• _RECORDS SUPPLIED_:

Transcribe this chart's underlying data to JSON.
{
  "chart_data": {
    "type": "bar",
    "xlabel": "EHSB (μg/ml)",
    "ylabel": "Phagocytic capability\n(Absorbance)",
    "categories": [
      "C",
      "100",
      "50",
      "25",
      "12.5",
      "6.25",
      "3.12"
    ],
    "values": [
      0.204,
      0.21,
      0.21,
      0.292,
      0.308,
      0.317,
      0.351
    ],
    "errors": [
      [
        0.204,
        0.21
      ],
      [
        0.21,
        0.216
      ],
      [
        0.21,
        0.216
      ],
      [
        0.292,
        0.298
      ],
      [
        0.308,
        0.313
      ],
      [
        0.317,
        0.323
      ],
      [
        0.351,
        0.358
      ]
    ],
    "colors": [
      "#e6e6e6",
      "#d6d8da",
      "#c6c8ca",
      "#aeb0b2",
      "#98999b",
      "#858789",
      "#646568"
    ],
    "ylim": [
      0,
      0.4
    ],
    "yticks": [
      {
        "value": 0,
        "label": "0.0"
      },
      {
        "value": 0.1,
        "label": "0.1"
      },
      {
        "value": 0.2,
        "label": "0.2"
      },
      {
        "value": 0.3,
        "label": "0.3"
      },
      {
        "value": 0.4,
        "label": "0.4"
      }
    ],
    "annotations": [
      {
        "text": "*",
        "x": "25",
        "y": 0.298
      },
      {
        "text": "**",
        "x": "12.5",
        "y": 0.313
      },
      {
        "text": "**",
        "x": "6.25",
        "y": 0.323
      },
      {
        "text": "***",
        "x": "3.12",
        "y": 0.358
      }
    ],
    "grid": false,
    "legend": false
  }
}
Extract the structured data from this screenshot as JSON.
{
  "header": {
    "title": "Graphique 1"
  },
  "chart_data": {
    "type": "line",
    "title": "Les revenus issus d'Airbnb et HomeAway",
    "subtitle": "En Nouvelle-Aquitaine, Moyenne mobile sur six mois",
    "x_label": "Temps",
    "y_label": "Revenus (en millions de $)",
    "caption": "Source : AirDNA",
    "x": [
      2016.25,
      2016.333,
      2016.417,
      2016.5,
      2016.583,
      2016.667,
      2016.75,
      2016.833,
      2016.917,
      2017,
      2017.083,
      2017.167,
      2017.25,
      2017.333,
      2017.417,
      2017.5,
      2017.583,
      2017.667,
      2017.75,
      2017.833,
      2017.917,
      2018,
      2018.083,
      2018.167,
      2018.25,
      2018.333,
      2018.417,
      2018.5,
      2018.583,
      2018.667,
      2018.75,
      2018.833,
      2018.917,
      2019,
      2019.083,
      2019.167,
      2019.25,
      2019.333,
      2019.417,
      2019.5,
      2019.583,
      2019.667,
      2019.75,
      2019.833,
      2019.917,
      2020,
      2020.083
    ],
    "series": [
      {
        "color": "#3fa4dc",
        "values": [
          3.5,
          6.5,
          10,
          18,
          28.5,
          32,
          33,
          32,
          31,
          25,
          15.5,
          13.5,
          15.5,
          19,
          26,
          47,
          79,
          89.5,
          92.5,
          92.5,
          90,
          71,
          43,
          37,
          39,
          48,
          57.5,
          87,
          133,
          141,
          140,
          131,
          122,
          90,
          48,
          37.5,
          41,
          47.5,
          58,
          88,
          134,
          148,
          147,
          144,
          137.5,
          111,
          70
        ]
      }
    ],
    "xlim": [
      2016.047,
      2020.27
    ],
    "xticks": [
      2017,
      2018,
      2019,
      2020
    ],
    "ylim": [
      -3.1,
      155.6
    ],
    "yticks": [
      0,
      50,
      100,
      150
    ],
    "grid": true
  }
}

• _WRITTEN TASK_:
All of the lines above must be returned exactly.

• _EXERCISE ANSWER_:
Transcribe this chart's underlying data to JSON.
{
  "chart_data": {
    "type": "bar",
    "xlabel": "EHSB (μg/ml)",
    "ylabel": "Phagocytic capability\n(Absorbance)",
    "categories": [
      "C",
      "100",
      "50",
      "25",
      "12.5",
      "6.25",
      "3.12"
    ],
    "values": [
      0.204,
      0.21,
      0.21,
      0.292,
      0.308,
      0.317,
      0.351
    ],
    "errors": [
      [
        0.204,
        0.21
      ],
      [
        0.21,
        0.216
      ],
      [
        0.21,
        0.216
      ],
      [
        0.292,
        0.298
      ],
      [
        0.308,
        0.313
      ],
      [
        0.317,
        0.323
      ],
      [
        0.351,
        0.358
      ]
    ],
    "colors": [
      "#e6e6e6",
      "#d6d8da",
      "#c6c8ca",
      "#aeb0b2",
      "#98999b",
      "#858789",
      "#646568"
    ],
    "ylim": [
      0,
      0.4
    ],
    "yticks": [
      {
        "value": 0,
        "label": "0.0"
      },
      {
        "value": 0.1,
        "label": "0.1"
      },
      {
        "value": 0.2,
        "label": "0.2"
      },
      {
        "value": 0.3,
        "label": "0.3"
      },
      {
        "value": 0.4,
        "label": "0.4"
      }
    ],
    "annotations": [
      {
        "text": "*",
        "x": "25",
        "y": 0.298
      },
      {
        "text": "**",
        "x": "12.5",
        "y": 0.313
      },
      {
        "text": "**",
        "x": "6.25",
        "y": 0.323
      },
      {
        "text": "***",
        "x": "3.12",
        "y": 0.358
      }
    ],
    "grid": false,
    "legend": false
  }
}
Extract the structured data from this screenshot as JSON.
{
  "header": {
    "title": "Graphique 1"
  },
  "chart_data": {
    "type": "line",
    "title": "Les revenus issus d'Airbnb et HomeAway",
    "subtitle": "En Nouvelle-Aquitaine, Moyenne mobile sur six mois",
    "x_label": "Temps",
    "y_label": "Revenus (en millions de $)",
    "caption": "Source : AirDNA",
    "x": [
      2016.25,
      2016.333,
      2016.417,
      2016.5,
      2016.583,
      2016.667,
      2016.75,
      2016.833,
      2016.917,
      2017,
      2017.083,
      2017.167,
      2017.25,
      2017.333,
      2017.417,
      2017.5,
      2017.583,
      2017.667,
      2017.75,
      2017.833,
      2017.917,
      2018,
      2018.083,
      2018.167,
      2018.25,
      2018.333,
      2018.417,
      2018.5,
      2018.583,
      2018.667,
      2018.75,
      2018.833,
      2018.917,
      2019,
      2019.083,
      2019.167,
      2019.25,
      2019.333,
      2019.417,
      2019.5,
      2019.583,
      2019.667,
      2019.75,
      2019.833,
      2019.917,
      2020,
      2020.083
    ],
    "series": [
      {
        "color": "#3fa4dc",
        "values": [
          3.5,
          6.5,
          10,
          18,
          28.5,
          32,
          33,
          32,
          31,
          25,
          15.5,
          13.5,
          15.5,
          19,
          26,
          47,
          79,
          89.5,
          92.5,
          92.5,
          90,
          71,
          43,
          37,
          39,
          48,
          57.5,
          87,
          133,
          141,
          140,
          131,
          122,
          90,
          48,
          37.5,
          41,
          47.5,
          58,
          88,
          134,
          148,
          147,
          144,
          137.5,
          111,
          70
        ]
      }
    ],
    "xlim": [
      2016.047,
      2020.27
    ],
    "xticks": [
      2017,
      2018,
      2019,
      2020
    ],
    "ylim": [
      -3.1,
      155.6
    ],
    "yticks": [
      0,
      50,
      100,
      150
    ],
    "grid": true
  }
}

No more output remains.